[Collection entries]
-- Begin --

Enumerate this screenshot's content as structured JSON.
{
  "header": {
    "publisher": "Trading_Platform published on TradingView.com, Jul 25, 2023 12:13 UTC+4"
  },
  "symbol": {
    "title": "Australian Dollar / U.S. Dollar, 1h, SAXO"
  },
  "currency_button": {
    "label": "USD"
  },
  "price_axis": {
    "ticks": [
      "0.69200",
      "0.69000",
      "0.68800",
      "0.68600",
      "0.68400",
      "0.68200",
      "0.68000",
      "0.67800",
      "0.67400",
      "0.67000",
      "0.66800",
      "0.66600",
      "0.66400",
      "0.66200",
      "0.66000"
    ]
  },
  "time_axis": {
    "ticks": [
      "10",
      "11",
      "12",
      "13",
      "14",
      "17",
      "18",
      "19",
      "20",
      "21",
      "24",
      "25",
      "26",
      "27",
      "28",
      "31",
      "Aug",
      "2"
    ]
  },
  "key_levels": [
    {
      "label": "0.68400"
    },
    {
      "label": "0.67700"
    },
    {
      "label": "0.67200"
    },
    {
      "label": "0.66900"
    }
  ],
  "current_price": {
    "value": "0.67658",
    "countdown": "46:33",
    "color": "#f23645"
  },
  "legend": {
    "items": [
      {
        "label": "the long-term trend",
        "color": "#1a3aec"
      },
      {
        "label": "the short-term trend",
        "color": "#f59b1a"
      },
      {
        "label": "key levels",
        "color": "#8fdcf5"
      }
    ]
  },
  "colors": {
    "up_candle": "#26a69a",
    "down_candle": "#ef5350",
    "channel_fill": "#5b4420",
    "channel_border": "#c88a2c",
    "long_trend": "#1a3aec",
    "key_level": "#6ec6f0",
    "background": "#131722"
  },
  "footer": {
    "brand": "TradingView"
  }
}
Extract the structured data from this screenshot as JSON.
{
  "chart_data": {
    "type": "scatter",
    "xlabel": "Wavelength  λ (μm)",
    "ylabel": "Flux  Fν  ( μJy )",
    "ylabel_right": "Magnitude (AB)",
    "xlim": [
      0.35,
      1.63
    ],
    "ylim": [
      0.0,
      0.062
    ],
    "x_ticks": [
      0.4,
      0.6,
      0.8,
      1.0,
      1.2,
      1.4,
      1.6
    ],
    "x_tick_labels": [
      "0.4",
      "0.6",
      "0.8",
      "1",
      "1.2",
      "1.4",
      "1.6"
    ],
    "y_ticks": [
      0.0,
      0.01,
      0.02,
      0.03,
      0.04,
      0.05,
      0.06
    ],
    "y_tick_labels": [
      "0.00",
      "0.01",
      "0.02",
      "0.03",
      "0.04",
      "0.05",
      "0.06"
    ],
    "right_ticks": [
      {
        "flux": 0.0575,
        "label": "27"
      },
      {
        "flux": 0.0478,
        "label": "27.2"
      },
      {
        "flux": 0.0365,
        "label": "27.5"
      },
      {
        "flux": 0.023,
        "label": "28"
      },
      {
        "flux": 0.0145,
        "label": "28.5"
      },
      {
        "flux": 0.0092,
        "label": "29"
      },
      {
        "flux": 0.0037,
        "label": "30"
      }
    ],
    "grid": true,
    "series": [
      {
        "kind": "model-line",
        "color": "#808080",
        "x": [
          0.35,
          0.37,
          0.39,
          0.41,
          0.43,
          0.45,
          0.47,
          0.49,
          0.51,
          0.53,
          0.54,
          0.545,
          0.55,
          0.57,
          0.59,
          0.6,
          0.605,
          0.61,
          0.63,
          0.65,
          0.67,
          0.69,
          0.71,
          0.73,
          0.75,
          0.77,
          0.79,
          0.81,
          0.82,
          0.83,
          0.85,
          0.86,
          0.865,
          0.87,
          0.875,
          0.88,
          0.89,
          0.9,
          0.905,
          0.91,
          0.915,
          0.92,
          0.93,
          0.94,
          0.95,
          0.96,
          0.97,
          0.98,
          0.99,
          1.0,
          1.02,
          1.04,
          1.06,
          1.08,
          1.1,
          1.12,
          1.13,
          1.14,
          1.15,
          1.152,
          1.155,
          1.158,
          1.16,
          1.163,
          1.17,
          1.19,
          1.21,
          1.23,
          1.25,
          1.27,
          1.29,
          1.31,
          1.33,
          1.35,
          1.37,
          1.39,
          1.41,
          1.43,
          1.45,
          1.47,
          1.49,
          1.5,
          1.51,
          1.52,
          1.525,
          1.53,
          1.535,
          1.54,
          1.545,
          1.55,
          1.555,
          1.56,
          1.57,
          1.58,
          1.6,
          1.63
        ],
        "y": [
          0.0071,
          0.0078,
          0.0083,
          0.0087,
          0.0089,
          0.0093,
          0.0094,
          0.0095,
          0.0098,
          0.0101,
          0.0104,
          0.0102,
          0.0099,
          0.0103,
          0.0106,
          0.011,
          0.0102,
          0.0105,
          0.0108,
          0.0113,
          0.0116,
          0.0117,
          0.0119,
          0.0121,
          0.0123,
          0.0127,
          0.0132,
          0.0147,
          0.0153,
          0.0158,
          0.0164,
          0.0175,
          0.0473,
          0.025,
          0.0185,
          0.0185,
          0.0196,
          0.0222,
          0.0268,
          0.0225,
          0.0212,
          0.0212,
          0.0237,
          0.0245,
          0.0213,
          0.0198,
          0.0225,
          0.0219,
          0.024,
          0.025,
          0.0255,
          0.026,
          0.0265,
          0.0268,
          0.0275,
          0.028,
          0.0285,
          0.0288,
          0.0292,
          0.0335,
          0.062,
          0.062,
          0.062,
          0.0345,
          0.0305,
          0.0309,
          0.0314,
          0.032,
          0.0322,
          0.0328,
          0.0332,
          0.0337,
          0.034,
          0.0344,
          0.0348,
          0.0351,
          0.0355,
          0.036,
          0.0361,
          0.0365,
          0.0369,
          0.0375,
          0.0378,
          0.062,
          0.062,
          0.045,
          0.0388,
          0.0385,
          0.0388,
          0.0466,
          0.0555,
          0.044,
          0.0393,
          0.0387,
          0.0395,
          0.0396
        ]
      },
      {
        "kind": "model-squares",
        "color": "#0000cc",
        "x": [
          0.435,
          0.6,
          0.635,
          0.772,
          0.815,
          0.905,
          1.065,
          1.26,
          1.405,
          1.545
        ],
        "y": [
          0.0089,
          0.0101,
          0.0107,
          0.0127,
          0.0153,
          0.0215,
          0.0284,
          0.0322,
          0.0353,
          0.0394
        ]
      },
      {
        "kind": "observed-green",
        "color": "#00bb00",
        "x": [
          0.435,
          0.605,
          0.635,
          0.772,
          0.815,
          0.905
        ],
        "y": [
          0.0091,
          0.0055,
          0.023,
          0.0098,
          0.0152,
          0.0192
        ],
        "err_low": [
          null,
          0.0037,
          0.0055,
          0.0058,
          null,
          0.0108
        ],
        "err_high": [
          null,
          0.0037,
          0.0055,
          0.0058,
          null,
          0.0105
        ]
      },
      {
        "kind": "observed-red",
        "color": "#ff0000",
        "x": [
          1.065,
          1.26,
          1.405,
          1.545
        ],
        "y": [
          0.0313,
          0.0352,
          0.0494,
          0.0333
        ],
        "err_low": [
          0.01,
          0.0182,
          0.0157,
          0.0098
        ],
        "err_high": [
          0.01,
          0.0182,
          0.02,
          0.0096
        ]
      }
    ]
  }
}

-- End --

SHORT PROBLEM: List all lines holding the string "screenshot".

ANSWER FOR THIS EXERCISE:
Enumerate this screenshot's content as structured JSON.
Extract the structured data from this screenshot as JSON.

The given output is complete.